TASK INSTRUCTIONS:
Wherever "management" appears in a line, list that line.

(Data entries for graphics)
·····
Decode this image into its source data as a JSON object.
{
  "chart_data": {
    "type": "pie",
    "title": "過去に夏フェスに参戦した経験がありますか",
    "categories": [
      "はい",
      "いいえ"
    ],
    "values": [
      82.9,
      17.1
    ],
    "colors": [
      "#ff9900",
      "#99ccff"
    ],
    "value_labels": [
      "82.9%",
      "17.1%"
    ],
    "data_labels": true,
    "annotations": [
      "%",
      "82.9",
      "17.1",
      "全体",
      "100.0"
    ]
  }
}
·····
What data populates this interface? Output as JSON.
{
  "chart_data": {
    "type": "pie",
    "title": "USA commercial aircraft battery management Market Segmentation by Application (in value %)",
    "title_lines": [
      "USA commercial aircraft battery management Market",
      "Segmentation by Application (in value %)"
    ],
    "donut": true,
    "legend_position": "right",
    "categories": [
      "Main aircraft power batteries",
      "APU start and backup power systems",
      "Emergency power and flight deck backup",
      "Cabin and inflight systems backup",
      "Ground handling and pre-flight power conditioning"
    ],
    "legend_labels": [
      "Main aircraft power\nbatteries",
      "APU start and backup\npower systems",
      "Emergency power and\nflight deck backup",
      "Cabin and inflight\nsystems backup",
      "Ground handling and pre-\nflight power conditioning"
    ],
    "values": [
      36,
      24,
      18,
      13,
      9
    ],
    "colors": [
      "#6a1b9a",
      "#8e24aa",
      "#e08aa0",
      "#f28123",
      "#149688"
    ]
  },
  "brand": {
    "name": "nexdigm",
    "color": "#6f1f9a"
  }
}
·····
EXERCISE SOLUTION:
    "title": "USA commercial aircraft battery management Market Segmentation by Application (in value %)",
      "USA commercial aircraft battery management Market",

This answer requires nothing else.